| What the task requires |
Every line of the records below should be restated exactly.

| The data |
============

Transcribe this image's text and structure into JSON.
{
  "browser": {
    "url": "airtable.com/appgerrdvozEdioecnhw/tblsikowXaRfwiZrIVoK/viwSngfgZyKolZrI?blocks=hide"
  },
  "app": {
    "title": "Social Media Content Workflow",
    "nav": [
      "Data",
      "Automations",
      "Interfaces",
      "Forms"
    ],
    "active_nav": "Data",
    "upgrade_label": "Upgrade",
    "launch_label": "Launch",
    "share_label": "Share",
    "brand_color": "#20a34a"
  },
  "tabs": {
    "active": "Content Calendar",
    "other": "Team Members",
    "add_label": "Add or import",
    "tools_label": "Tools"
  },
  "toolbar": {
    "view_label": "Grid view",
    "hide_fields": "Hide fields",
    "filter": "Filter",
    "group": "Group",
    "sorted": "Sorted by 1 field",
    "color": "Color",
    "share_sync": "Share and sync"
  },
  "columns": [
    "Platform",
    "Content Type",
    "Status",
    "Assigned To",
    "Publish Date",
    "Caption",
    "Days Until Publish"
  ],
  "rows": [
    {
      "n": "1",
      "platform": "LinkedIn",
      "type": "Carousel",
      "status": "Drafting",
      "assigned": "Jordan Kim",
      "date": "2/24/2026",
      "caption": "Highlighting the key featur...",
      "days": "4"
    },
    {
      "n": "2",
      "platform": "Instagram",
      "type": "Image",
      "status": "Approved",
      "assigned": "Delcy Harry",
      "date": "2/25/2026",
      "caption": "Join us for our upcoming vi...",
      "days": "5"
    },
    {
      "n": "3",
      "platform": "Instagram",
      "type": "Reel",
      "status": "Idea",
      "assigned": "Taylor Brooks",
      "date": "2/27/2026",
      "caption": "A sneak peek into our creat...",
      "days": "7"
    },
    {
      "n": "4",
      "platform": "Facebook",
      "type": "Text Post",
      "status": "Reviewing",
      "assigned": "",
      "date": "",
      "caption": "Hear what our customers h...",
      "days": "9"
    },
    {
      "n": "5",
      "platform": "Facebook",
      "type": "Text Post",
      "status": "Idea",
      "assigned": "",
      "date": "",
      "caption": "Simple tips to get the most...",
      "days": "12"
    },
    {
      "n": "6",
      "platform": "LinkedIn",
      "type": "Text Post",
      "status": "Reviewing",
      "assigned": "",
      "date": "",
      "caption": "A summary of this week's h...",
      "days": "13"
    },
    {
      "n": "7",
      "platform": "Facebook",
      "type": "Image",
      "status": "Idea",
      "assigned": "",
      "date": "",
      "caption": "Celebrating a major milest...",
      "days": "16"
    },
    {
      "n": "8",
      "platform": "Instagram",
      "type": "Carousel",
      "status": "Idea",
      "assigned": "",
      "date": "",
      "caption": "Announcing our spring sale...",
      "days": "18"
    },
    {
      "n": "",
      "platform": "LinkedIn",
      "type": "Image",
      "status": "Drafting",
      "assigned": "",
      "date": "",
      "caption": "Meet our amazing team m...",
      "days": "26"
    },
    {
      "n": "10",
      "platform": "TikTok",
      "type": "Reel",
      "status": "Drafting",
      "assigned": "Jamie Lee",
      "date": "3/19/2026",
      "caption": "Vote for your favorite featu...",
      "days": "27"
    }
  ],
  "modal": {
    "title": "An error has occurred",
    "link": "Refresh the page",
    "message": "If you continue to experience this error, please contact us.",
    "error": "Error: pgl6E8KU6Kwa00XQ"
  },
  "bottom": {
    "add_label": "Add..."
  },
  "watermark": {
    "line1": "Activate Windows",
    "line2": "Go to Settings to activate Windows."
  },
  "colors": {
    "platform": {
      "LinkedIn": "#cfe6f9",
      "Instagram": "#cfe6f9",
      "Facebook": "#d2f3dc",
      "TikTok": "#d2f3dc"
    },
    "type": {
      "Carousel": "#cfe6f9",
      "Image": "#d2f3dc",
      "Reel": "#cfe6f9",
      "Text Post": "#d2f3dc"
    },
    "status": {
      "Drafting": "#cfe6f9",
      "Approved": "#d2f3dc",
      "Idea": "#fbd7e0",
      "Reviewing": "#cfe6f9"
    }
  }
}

============

| Complete answer |
Transcribe this image's text and structure into JSON.
{
  "browser": {
    "url": "airtable.com/appgerrdvozEdioecnhw/tblsikowXaRfwiZrIVoK/viwSngfgZyKolZrI?blocks=hide"
  },
  "app": {
    "title": "Social Media Content Workflow",
    "nav": [
      "Data",
      "Automations",
      "Interfaces",
      "Forms"
    ],
    "active_nav": "Data",
    "upgrade_label": "Upgrade",
    "launch_label": "Launch",
    "share_label": "Share",
    "brand_color": "#20a34a"
  },
  "tabs": {
    "active": "Content Calendar",
    "other": "Team Members",
    "add_label": "Add or import",
    "tools_label": "Tools"
  },
  "toolbar": {
    "view_label": "Grid view",
    "hide_fields": "Hide fields",
    "filter": "Filter",
    "group": "Group",
    "sorted": "Sorted by 1 field",
    "color": "Color",
    "share_sync": "Share and sync"
  },
  "columns": [
    "Platform",
    "Content Type",
    "Status",
    "Assigned To",
    "Publish Date",
    "Caption",
    "Days Until Publish"
  ],
  "rows": [
    {
      "n": "1",
      "platform": "LinkedIn",
      "type": "Carousel",
      "status": "Drafting",
      "assigned": "Jordan Kim",
      "date": "2/24/2026",
      "caption": "Highlighting the key featur...",
      "days": "4"
    },
    {
      "n": "2",
      "platform": "Instagram",
      "type": "Image",
      "status": "Approved",
      "assigned": "Delcy Harry",
      "date": "2/25/2026",
      "caption": "Join us for our upcoming vi...",
      "days": "5"
    },
    {
      "n": "3",
      "platform": "Instagram",
      "type": "Reel",
      "status": "Idea",
      "assigned": "Taylor Brooks",
      "date": "2/27/2026",
      "caption": "A sneak peek into our creat...",
      "days": "7"
    },
    {
      "n": "4",
      "platform": "Facebook",
      "type": "Text Post",
      "status": "Reviewing",
      "assigned": "",
      "date": "",
      "caption": "Hear what our customers h...",
      "days": "9"
    },
    {
      "n": "5",
      "platform": "Facebook",
      "type": "Text Post",
      "status": "Idea",
      "assigned": "",
      "date": "",
      "caption": "Simple tips to get the most...",
      "days": "12"
    },
    {
      "n": "6",
      "platform": "LinkedIn",
      "type": "Text Post",
      "status": "Reviewing",
      "assigned": "",
      "date": "",
      "caption": "A summary of this week's h...",
      "days": "13"
    },
    {
      "n": "7",
      "platform": "Facebook",
      "type": "Image",
      "status": "Idea",
      "assigned": "",
      "date": "",
      "caption": "Celebrating a major milest...",
      "days": "16"
    },
    {
      "n": "8",
      "platform": "Instagram",
      "type": "Carousel",
      "status": "Idea",
      "assigned": "",
      "date": "",
      "caption": "Announcing our spring sale...",
      "days": "18"
    },
    {
      "n": "",
      "platform": "LinkedIn",
      "type": "Image",
      "status": "Drafting",
      "assigned": "",
      "date": "",
      "caption": "Meet our amazing team m...",
      "days": "26"
    },
    {
      "n": "10",
      "platform": "TikTok",
      "type": "Reel",
      "status": "Drafting",
      "assigned": "Jamie Lee",
      "date": "3/19/2026",
      "caption": "Vote for your favorite featu...",
      "days": "27"
    }
  ],
  "modal": {
    "title": "An error has occurred",
    "link": "Refresh the page",
    "message": "If you continue to experience this error, please contact us.",
    "error": "Error: pgl6E8KU6Kwa00XQ"
  },
  "bottom": {
    "add_label": "Add..."
  },
  "watermark": {
    "line1": "Activate Windows",
    "line2": "Go to Settings to activate Windows."
  },
  "colors": {
    "platform": {
      "LinkedIn": "#cfe6f9",
      "Instagram": "#cfe6f9",
      "Facebook": "#d2f3dc",
      "TikTok": "#d2f3dc"
    },
    "type": {
      "Carousel": "#cfe6f9",
      "Image": "#d2f3dc",
      "Reel": "#cfe6f9",
      "Text Post": "#d2f3dc"
    },
    "status": {
      "Drafting": "#cfe6f9",
      "Approved": "#d2f3dc",
      "Idea": "#fbd7e0",
      "Reviewing": "#cfe6f9"
    }
  }
}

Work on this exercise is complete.